#### Stated problem
Pull every line containing "convenable" out of the material below.

#### Entries
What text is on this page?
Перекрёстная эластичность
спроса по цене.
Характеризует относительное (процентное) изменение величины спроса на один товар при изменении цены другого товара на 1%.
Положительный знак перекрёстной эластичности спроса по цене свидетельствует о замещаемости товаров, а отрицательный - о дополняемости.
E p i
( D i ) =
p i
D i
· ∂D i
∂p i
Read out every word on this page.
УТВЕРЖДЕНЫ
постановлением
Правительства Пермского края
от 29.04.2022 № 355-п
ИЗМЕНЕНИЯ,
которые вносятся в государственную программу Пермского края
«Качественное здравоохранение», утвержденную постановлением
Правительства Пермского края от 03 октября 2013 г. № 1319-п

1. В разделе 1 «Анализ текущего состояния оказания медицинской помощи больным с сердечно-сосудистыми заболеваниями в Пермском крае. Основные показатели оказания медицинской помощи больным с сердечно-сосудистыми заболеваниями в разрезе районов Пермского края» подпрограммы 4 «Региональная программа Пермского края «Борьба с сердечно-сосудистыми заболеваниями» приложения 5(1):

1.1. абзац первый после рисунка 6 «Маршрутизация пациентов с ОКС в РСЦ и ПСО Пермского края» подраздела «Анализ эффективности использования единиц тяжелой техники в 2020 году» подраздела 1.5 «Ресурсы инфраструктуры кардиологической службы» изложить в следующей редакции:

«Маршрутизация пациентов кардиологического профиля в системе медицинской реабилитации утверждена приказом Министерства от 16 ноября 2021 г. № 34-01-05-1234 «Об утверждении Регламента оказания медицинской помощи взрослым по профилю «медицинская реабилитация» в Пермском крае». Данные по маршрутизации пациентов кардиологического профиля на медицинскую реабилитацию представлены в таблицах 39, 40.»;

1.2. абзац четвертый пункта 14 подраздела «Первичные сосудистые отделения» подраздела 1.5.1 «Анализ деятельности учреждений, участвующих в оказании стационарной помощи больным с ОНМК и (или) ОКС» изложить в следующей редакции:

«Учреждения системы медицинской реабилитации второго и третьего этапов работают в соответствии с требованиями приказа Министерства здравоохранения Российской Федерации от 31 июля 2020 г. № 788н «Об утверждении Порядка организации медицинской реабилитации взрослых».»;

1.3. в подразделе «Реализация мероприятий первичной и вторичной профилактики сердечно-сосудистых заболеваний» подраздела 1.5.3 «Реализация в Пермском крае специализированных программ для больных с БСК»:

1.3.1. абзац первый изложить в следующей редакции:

* * *

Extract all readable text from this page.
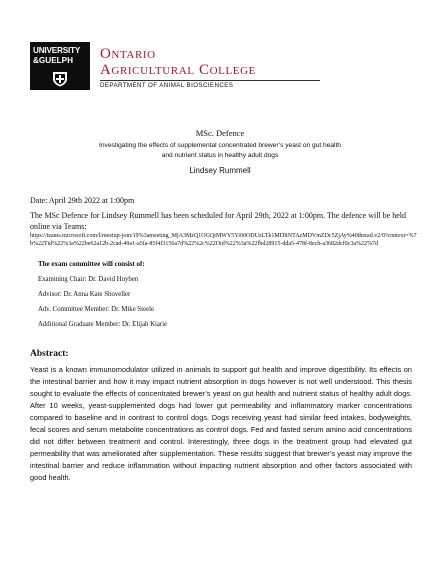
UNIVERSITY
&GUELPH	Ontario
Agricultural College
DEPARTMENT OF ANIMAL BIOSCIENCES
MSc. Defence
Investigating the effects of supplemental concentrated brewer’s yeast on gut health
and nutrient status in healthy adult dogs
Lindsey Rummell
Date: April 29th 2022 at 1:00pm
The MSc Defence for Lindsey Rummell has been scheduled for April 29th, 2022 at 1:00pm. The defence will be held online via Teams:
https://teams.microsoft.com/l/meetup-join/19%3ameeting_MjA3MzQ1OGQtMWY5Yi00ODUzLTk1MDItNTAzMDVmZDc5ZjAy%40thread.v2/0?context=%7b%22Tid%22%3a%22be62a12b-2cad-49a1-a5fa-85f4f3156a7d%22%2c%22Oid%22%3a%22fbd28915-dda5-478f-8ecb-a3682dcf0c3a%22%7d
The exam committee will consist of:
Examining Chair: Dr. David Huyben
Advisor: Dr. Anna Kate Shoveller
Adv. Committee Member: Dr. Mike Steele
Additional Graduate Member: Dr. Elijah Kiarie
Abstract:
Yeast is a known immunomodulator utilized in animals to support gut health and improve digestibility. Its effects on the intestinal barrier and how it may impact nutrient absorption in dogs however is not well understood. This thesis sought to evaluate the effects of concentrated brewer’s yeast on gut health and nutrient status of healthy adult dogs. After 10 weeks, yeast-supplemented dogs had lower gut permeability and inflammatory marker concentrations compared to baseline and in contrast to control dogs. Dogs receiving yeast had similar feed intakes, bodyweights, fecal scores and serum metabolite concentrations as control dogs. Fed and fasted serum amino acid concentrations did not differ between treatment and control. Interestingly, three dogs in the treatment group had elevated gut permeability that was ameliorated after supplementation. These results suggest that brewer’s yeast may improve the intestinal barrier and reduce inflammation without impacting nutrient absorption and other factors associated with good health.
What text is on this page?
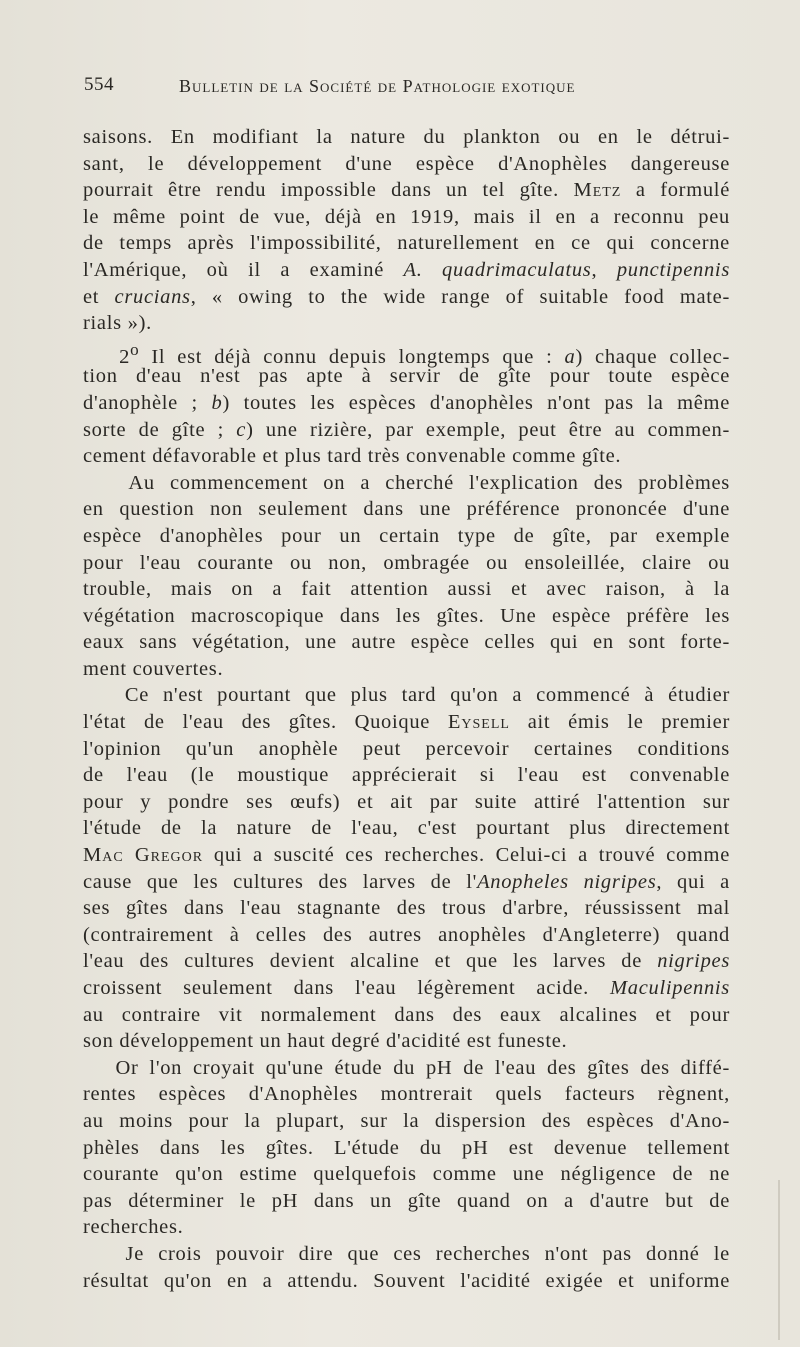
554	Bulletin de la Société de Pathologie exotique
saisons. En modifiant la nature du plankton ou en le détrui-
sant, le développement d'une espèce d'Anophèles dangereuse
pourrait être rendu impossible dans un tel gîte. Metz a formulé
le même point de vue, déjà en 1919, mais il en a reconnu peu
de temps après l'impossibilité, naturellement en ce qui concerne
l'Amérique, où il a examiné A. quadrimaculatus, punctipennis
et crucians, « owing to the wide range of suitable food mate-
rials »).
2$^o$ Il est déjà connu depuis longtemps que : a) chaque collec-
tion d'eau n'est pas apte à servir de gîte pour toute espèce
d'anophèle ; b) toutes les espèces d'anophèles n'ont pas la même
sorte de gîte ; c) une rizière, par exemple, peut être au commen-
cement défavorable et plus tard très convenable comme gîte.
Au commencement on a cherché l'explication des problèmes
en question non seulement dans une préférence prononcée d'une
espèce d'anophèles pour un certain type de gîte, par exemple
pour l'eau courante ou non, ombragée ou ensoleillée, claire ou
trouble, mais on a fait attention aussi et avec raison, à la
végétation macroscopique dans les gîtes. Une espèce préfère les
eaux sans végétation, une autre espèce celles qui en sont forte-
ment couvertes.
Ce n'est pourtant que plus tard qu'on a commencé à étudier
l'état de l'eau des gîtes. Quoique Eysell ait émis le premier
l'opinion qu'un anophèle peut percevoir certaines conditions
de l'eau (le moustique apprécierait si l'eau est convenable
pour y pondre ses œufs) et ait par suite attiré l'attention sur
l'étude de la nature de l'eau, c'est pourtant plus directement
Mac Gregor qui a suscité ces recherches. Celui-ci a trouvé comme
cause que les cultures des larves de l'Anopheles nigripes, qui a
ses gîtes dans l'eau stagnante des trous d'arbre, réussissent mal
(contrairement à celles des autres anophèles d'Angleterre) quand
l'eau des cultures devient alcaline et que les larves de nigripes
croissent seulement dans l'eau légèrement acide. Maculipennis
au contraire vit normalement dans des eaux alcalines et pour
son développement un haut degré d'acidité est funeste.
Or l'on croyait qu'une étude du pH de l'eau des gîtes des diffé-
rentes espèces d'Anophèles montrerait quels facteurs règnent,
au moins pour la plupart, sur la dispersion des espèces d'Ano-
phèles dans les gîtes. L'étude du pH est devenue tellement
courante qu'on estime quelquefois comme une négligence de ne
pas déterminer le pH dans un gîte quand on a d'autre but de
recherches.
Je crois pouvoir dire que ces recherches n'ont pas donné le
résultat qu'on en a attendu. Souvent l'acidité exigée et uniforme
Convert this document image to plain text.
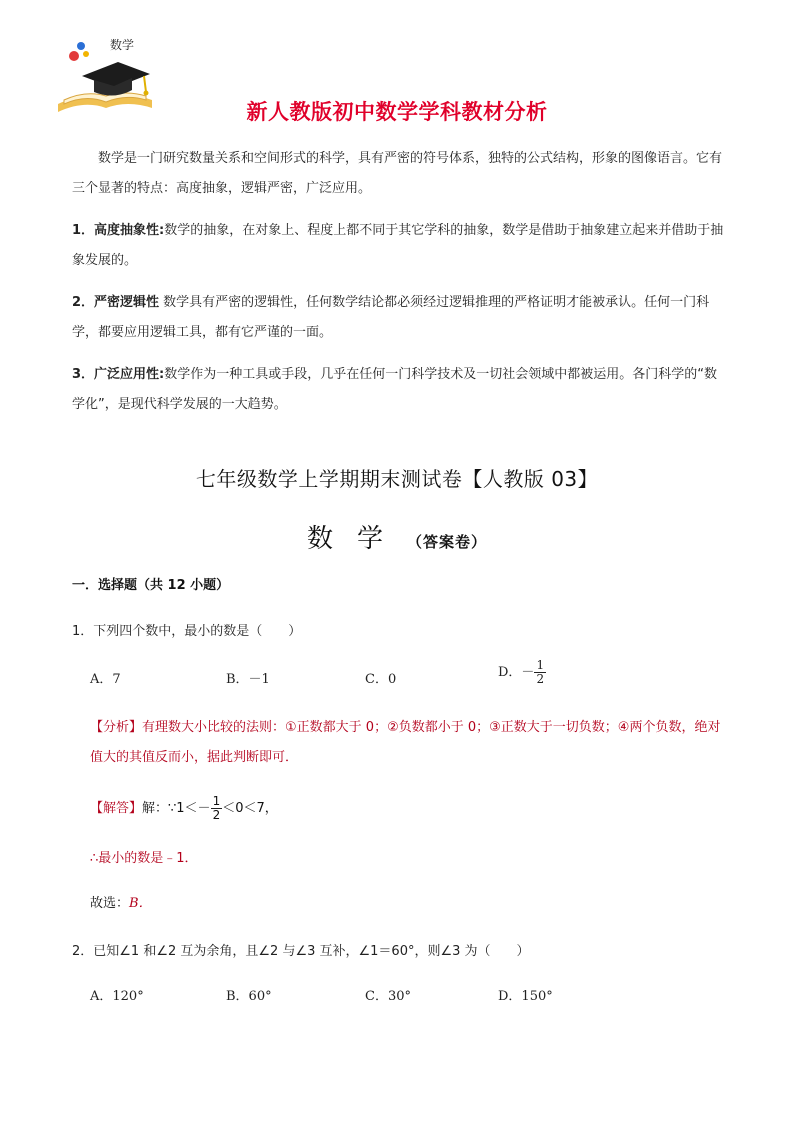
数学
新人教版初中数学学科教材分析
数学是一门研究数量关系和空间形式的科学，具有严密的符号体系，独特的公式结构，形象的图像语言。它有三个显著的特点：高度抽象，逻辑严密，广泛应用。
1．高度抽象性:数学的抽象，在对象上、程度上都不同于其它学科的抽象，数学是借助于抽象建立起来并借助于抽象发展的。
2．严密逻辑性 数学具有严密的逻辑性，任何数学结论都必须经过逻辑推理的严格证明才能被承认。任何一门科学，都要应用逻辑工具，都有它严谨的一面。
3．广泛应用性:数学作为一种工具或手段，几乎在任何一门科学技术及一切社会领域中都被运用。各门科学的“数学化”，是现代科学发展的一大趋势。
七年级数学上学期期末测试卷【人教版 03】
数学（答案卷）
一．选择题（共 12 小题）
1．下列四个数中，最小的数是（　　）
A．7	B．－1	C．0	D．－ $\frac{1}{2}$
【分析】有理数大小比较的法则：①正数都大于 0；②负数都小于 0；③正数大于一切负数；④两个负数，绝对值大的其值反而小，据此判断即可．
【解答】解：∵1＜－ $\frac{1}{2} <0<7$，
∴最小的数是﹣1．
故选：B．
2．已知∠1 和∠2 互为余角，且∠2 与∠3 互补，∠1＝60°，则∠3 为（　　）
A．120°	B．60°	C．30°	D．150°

#### Answer to this problem
cement défavorable et plus tard très convenable comme gîte.
de l'eau (le moustique apprécierait si l'eau est convenable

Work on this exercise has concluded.